start Input for this task

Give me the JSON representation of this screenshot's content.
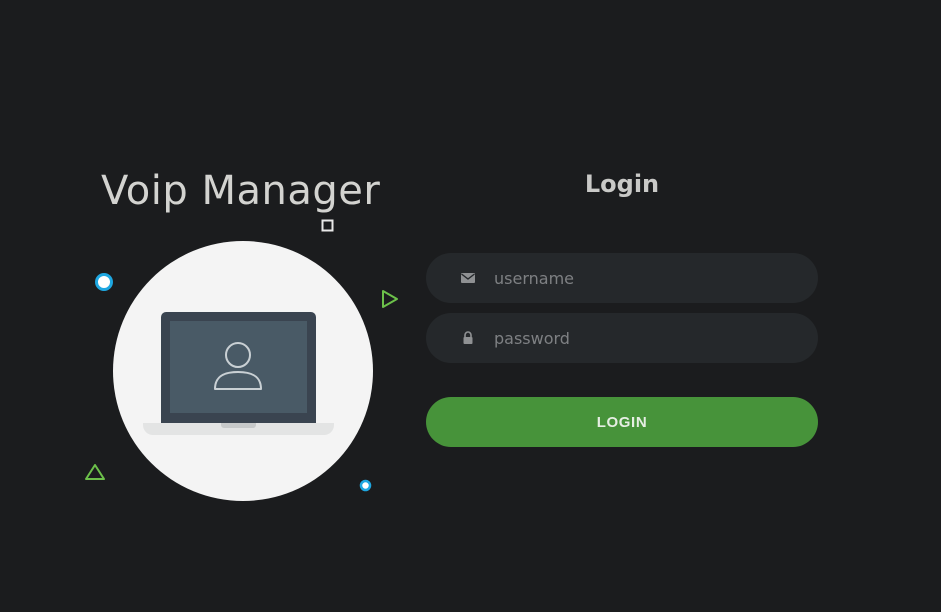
{
  "brand": {
    "title": "Voip Manager"
  },
  "illustration": {
    "icons": [
      "laptop-icon",
      "user-icon"
    ]
  },
  "login": {
    "heading": "Login",
    "username": {
      "placeholder": "username",
      "value": "",
      "icon": "envelope-icon"
    },
    "password": {
      "placeholder": "password",
      "value": "",
      "icon": "lock-icon"
    },
    "button_label": "LOGIN"
  },
  "colors": {
    "background": "#1b1c1e",
    "field_background": "#25282b",
    "button": "#47933a",
    "accent_blue": "#1ea7e1",
    "accent_green": "#6cc04a"
  }
}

end Input for this task

Copy out every line of the material above exactly, skipping the pictures.

Completed task:
Give me the JSON representation of this screenshot's content.
{
  "brand": {
    "title": "Voip Manager"
  },
  "illustration": {
    "icons": [
      "laptop-icon",
      "user-icon"
    ]
  },
  "login": {
    "heading": "Login",
    "username": {
      "placeholder": "username",
      "value": "",
      "icon": "envelope-icon"
    },
    "password": {
      "placeholder": "password",
      "value": "",
      "icon": "lock-icon"
    },
    "button_label": "LOGIN"
  },
  "colors": {
    "background": "#1b1c1e",
    "field_background": "#25282b",
    "button": "#47933a",
    "accent_blue": "#1ea7e1",
    "accent_green": "#6cc04a"
  }
}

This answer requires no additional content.